TEXT SHOWN
»»

Sitting at the very top of its open-face helmet lineup, the Evo AM MIPS is described by 661 as ‘the ultimate All-Mountain open face helmet‘. Bold claims, but as it turns out, there is quite a bit of tech going on underneath that shiny, colourful exterior.

MIPS technology on the Evo to keep your head safe.

The 661 Evo AM MIPS Helmet

Delving into the helmet, 661 offer the Evo AM MIPS in four colour ways. There’s Matador Red (tested), Metallic Black, Orange/Blue, or Tundra – which is basically white. You can get each option in three sizes: S/M, M/L, and XL/XXL.

Unlike many other helmets on the market, 661 doesn’t use regular EPS foam to construct the Evo AM helmet. Instead, it uses a foam called ‘Contego’, which places a softer layer of foam on the inside of the helmet, and a firmer density layer on the outside. The idea is that in the event of a high-speed whack or a slow speed crunch, that softer foam density will deform faster, hopefully absorbing more energy from the impact in the process.

The BOA system keeps the helmet secure, and is really easy to use.

BOA Adjuster

661 employs a micro-adjustable BOA FS360 retention system to ensure a finely-tuned fit. BOA also offers a lifetime warranty, meaning even if you do smash up the dial in a crash, or your dog chews it off, you’re covered.

15 vents providing plenty of air flow, coupled with a lightweight sub-400g design means the Evo AM MIPS is an all-day riding helmet, set to keep your head cool, as well as protected.

A plush interior on the Evo is super comfortable.

MIPS Protection

Looking at more tech, the Evo AM utilises the popular MIPS technology. Although there are plenty of brands creating similar protection systems, MIPS has been around for a while and is something we’re used to seeing on plenty of helmets nowadays.

For those unaware, MIPS technology features small elastomers that sit between the outer shell and a yellow inner lining inside the helmet. In the event of an angular-type crash, the elastomers allow the outside of the helmet to rotate around your head slightly. The goal is to absorb some of that rotational force, and reduce the acceleration of your brain inside your skull. This, along with the extra coverage and protection from a dropped rear shell on this helmet should make it one safe place to put your head.

The Fidlock system on the Evo AM has been flawless, and should be on every helmet in my opinion.

Fidlock Magnetic Buckle

A really neat solution to the clasp system from Fidlock is a favourite feature of mine. Small, yet strong magnets in both parts of the clasp snap together when places near each other, to achieve a super secure clasp. On cold days, and when wearing thicker gloves, a system like this makes life so much easier.

A plush interior made up of antimicrobial fabric is set to make the helmet comfortable as possible, even on the longer rides. The padding is removable for cleaning though, and replacements can be sourced via 661.

Setting up the Evo AM is super easy, even with goggles. The BOA system is simple to use and feels secure.

On The Trail

Early impressions riding with the Evo AM were really positive. The lightweight nature of the lid felt apparent from the get go, and in direct comparison with other lids of a similar nature, the 661 felt compact and fit well. On the head, the helmet sits deep, giving you the reassurance your noggin’ is all enclosed and safe.

««

REQUIRED TASK 1
Turn the rows into a numbered list, starting with the row that contains "244, 246, 269]" and going on through the row that contains "main-section: Présentation succincte", leaving out any blank lines.

INPUT
»»

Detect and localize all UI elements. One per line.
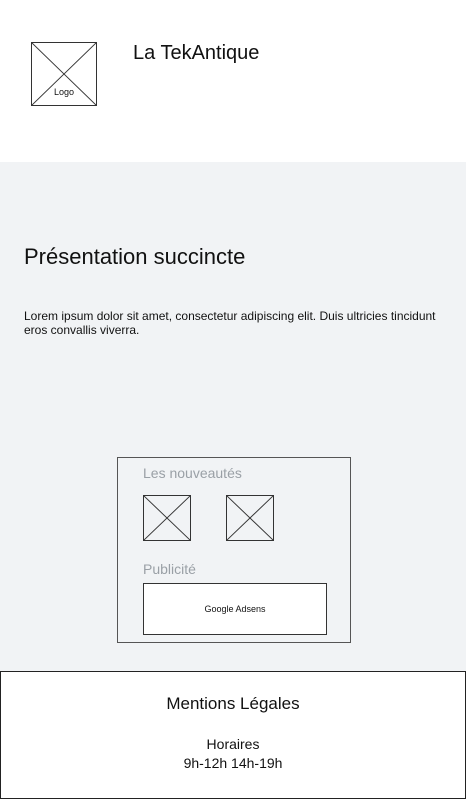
presentation-title: Présentation succincte	[24, 244, 246, 269]
footer: Mentions Légales Horaires 9h-12h 14h-19h	[0, 671, 466, 799]
main-section: Présentation succincte Lorem ipsum dolor…	[0, 162, 466, 671]
news-title: Les nouveautés	[143, 465, 242, 481]
ad-banner[interactable]: Google Adsens	[143, 583, 327, 635]
news-panel: Les nouveautés Publicité Google Adsens	[117, 457, 351, 643]
logo-placeholder[interactable]: Logo	[31, 42, 97, 106]
hours-label: Horaires	[206, 736, 260, 752]
logo-label: Logo	[53, 87, 75, 97]
legal-mentions-link[interactable]: Mentions Légales	[1, 694, 465, 714]
ad-label: Google Adsens	[204, 604, 266, 614]
image-placeholder-icon	[144, 496, 190, 540]
header: Logo La TekAntique	[0, 0, 468, 162]
presentation-text: Lorem ipsum dolor sit amet, consectetur …	[24, 309, 436, 337]
hours-value: 9h-12h 14h-19h	[183, 755, 283, 771]
image-placeholder-icon	[227, 496, 273, 540]
news-item-1[interactable]	[143, 495, 191, 541]
site-title: La TekAntique	[133, 42, 260, 64]
news-item-2[interactable]	[226, 495, 274, 541]
ad-title: Publicité	[143, 561, 196, 577]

««

REQUIRED TASK 2
Continue the review of the 661 Evo AM MIPS helmet from where it stops.

ANSWER 1
1. presentation-title: Présentation succincte	[24, 244, 246, 269]
2. footer: Mentions Légales Horaires 9h-12h 14h-19h	[0, 671, 466, 799]
3. main-section: Présentation succincte Lorem ipsum dolor…	[0, 162, 466, 671]

ANSWER 2
Although it sits deep, I’ve felt the top half of the lid is quite proud and looks high when it’s on your head. Where other helmets have quite a low-profile shape, the Evo does feel larger, which is partially down to the thicker Contego foam construction. From a styling point of view, the clean lines add a streamline quality to the helmet, while the angular peak and ridges across the back of the helmet add a level of aggression to keep the enduro folk happy.

On the trails, the Evo AM has performed well, keeping my head cool and secure. Photo: James Vincent.


The Evo AM has many features, but one thing to note is the fixed peak. I’ve been testing goggles with this helmet, and have found the fixed peak means there is no stowage for goggles when they’re not being used. Helmets with adjustable peaks means there is a space to stow goggles when climbing or on shuttles, but the lack of this on the Evo AM is a bit of a bummer for what is an enduro-focussed design.

When running goggles, I have found the Evo AM to work pretty well across the board, being compatible with a range of shapes and frame sizes. It’s only when you get to the larger more MX styled goggles that the helmet starts to fight back a touch, with compromised positioning.

Smaller framed goggles have worked really well with the Evo AM, feeling secure and well positioned. On the back of the lid, there is a small ridge in which a goggle strap butts up to really well, to keep them in place.

Goggle compatibility with larger models has pushed the helmet.

Fit & Ventilation

I’ve been testing the M/L size, which aims to fit heads between 57-59cm and weighs in at 378g. The BOA retention system feels solid in use, and the very audible clicks give you confidence it’s going to stay secure when riding. The softly padded lining has been incredibly comfortable throughout testing, and even after quite a few super sweaty rides, the lid has remained stink-free.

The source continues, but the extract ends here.